■ The task ■
Copy each line below in which the string "dunaire" occurs.
— START —
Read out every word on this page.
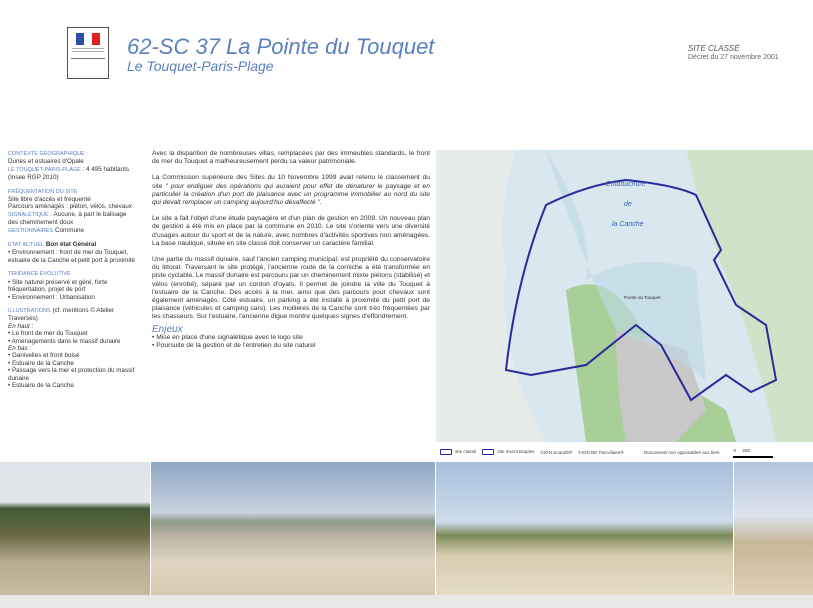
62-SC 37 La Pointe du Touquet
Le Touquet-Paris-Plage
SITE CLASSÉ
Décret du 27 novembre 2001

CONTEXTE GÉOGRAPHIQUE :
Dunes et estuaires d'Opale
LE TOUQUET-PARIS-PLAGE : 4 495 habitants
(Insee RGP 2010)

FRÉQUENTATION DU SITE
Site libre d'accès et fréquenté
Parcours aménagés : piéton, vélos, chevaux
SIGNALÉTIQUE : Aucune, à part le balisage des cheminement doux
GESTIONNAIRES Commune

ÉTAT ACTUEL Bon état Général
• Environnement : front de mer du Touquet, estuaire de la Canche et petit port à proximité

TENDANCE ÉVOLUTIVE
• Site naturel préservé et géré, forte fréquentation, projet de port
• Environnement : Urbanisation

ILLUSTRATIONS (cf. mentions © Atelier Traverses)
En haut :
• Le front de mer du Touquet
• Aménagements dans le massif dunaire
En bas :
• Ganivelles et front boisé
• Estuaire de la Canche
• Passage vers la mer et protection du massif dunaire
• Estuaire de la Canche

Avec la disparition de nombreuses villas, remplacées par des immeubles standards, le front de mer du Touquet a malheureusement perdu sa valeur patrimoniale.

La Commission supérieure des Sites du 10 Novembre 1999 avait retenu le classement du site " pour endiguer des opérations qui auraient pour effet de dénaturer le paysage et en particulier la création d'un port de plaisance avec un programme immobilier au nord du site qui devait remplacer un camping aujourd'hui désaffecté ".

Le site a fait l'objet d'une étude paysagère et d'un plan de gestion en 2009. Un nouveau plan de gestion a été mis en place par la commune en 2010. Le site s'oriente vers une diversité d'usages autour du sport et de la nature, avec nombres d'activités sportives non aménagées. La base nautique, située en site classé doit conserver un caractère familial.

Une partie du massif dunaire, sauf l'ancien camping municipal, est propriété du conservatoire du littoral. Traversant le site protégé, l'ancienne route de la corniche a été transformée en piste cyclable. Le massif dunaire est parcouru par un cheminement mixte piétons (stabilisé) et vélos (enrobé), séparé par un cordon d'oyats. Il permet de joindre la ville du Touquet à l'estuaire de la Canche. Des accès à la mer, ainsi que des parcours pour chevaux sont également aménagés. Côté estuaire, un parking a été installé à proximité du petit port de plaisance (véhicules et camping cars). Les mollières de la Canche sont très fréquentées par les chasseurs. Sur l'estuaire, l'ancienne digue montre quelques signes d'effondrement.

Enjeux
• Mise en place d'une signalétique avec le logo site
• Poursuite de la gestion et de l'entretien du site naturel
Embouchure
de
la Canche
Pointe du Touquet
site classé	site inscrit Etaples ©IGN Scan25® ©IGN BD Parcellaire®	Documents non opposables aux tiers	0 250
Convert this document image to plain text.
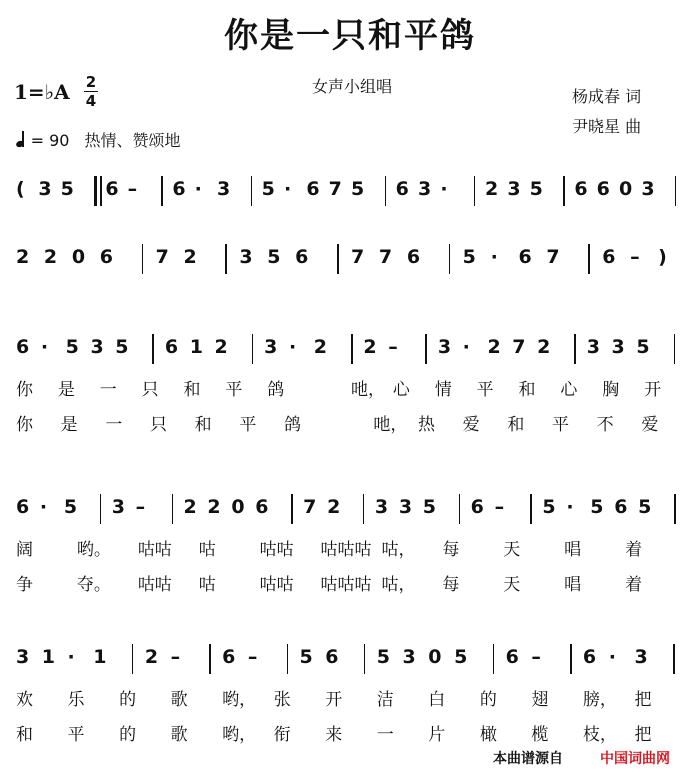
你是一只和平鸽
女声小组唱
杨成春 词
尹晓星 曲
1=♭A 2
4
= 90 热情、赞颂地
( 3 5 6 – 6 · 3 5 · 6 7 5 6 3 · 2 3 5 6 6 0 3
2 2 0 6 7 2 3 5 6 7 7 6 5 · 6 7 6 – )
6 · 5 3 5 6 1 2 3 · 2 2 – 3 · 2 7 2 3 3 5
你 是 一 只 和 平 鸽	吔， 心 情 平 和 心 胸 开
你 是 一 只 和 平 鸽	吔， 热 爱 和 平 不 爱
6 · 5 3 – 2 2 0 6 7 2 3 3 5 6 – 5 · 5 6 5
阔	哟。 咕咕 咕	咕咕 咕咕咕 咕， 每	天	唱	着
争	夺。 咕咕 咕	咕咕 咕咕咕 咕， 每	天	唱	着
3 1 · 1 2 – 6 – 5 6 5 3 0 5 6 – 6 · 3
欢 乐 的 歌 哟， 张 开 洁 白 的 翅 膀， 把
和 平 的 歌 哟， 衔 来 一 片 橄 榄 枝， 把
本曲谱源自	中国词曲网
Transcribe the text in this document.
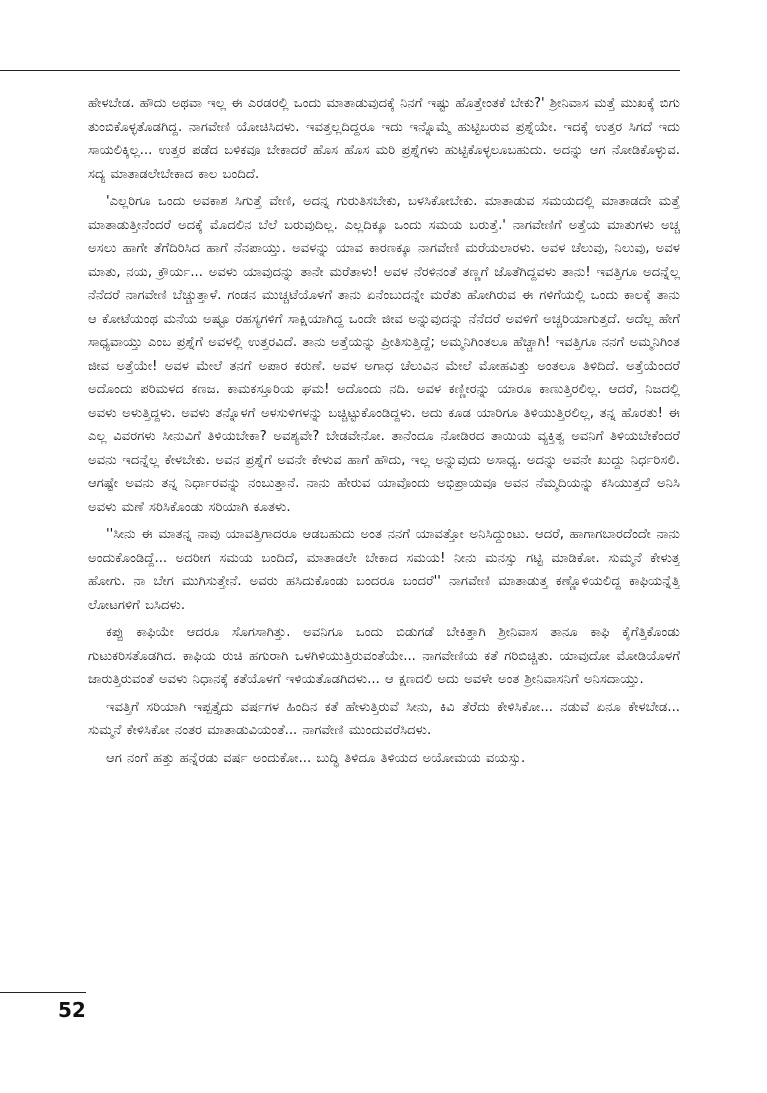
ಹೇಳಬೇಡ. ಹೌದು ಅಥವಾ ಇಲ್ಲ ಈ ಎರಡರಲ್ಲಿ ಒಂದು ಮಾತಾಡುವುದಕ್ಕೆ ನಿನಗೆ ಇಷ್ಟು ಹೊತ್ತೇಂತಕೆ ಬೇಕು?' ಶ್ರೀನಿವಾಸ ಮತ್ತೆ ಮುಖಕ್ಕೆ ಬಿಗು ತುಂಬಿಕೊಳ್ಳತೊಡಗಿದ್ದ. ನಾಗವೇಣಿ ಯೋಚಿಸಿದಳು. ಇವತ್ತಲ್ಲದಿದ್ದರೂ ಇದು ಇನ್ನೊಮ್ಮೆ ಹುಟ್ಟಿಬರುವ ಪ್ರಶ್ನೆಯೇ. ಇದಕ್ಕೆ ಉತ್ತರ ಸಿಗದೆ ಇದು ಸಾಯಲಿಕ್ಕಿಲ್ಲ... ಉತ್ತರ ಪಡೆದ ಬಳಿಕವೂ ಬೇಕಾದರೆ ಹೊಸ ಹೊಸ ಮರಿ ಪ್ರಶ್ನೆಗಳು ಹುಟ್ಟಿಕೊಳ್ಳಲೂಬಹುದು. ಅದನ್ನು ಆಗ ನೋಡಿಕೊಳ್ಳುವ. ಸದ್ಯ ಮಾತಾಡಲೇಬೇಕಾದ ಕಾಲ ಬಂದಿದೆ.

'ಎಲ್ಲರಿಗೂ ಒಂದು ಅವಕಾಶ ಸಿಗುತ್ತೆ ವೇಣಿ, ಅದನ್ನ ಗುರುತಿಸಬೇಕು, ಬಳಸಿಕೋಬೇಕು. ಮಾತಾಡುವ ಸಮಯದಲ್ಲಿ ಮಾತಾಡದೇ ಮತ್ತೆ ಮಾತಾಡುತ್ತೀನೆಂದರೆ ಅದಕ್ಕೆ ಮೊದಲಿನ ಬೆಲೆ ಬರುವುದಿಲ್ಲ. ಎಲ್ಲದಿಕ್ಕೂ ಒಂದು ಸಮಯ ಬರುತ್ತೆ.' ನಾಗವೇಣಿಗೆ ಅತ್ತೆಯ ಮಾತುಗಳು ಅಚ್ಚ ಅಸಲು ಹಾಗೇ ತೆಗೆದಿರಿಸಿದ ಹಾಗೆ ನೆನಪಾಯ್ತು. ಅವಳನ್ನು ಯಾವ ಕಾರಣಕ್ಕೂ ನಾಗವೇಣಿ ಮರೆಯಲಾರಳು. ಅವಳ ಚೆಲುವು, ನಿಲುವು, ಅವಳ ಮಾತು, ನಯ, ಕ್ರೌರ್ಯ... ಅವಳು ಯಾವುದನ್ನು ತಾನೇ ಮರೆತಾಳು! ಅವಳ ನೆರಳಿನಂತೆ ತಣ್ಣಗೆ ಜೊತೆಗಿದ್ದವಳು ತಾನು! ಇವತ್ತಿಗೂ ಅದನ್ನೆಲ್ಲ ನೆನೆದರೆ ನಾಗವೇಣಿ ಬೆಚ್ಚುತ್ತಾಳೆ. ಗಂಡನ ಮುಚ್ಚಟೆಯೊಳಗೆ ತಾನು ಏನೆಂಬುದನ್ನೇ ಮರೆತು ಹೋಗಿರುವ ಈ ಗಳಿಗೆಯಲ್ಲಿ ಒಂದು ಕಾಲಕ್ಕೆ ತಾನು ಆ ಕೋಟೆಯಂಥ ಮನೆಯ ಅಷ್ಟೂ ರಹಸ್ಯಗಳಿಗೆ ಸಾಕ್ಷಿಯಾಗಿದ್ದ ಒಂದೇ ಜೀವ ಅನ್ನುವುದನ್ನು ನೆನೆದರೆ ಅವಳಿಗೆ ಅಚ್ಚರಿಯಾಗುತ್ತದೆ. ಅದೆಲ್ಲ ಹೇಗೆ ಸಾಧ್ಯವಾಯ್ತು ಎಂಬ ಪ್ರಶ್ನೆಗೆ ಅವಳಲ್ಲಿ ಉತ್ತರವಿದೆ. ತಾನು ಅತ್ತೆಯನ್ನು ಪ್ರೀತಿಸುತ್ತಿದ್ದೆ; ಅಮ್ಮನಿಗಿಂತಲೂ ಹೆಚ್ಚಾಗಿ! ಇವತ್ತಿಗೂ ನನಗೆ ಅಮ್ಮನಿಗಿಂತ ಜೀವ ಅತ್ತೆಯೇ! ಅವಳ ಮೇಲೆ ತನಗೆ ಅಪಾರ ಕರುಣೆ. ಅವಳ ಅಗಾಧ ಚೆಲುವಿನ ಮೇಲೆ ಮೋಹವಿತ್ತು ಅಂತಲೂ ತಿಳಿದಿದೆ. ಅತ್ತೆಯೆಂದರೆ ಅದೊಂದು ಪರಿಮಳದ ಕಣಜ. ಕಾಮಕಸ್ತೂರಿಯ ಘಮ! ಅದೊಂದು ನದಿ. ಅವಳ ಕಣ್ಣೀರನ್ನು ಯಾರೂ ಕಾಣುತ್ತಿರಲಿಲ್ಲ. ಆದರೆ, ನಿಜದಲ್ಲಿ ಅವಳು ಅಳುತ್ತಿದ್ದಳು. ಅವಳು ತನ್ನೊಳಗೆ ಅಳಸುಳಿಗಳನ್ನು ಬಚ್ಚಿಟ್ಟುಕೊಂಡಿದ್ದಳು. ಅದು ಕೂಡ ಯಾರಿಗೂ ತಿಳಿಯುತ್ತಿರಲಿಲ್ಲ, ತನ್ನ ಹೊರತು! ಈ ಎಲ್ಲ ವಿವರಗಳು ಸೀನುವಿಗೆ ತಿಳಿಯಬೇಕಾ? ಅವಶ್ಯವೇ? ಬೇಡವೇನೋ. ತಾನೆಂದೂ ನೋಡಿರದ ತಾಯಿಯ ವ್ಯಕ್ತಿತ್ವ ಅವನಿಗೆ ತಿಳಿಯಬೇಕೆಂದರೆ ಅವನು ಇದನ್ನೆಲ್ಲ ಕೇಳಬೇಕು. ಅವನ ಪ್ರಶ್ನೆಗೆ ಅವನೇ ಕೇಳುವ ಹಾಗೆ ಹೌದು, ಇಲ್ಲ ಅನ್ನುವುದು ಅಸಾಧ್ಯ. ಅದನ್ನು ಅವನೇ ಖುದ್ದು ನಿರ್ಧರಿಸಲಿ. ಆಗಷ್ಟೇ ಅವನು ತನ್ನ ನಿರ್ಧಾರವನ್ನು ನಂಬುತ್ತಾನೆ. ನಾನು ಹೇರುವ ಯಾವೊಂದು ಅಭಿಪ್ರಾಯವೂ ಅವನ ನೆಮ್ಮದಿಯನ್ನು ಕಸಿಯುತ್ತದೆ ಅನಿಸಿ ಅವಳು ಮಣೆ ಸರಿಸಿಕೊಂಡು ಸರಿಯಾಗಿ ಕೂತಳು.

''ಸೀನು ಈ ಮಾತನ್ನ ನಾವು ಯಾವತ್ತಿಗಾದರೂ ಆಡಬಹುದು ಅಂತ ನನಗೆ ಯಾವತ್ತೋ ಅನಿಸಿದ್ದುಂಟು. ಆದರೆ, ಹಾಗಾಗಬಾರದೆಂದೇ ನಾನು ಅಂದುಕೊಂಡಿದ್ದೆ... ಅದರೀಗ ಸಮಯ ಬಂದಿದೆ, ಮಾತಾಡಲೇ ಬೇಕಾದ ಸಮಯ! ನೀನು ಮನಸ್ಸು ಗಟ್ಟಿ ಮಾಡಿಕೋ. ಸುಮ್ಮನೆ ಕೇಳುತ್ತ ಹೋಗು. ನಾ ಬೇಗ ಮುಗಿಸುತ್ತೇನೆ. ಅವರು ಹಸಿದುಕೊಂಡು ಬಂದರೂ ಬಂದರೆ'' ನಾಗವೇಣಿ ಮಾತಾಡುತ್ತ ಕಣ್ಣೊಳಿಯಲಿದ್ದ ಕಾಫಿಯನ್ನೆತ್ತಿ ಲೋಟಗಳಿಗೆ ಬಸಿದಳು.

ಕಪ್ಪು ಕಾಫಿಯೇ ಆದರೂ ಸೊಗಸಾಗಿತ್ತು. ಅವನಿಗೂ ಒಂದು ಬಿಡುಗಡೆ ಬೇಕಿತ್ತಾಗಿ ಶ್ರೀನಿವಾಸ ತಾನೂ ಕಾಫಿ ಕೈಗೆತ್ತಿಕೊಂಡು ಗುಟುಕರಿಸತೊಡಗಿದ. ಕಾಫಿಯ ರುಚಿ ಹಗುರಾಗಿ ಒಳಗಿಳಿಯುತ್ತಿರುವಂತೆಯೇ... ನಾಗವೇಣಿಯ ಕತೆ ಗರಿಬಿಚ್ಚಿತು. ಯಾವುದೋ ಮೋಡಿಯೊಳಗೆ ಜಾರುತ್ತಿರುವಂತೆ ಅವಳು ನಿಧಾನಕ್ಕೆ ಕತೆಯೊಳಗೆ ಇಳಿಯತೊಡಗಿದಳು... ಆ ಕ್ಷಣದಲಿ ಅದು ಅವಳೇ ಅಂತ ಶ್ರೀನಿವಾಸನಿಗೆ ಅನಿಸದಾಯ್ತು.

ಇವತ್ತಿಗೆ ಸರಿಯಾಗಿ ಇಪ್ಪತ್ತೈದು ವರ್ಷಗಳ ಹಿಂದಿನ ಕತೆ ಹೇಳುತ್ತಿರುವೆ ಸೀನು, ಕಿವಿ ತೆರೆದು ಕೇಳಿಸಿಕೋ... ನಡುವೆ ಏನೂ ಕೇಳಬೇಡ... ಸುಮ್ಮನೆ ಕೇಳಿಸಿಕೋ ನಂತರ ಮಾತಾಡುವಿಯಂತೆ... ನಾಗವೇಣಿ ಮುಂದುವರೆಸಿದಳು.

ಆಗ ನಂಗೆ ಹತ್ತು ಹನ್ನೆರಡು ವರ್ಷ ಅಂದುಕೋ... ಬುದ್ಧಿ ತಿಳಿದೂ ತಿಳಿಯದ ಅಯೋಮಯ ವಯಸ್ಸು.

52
— END —
■ Answer for this exercise ■
• Aménagements dans le massif dunaire
• Passage vers la mer et protection du massif dunaire
Une partie du massif dunaire, sauf l'ancien camping municipal, est propriété du conservatoire du littoral. Traversant le site protégé, l'ancienne route de la corniche a été transformée en piste cyclable. Le massif dunaire est parcouru par un cheminement mixte piétons (stabilisé) et vélos (enrobé), séparé par un cordon d'oyats. Il permet de joindre la ville du Touquet à l'estuaire de la Canche. Des accès à la mer, ainsi que des parcours pour chevaux sont également aménagés. Côté estuaire, un parking a été installé à proximité du petit port de plaisance (véhicules et camping cars). Les mollières de la Canche sont très fréquentées par les chasseurs. Sur l'estuaire, l'ancienne digue montre quelques signes d'effondrement.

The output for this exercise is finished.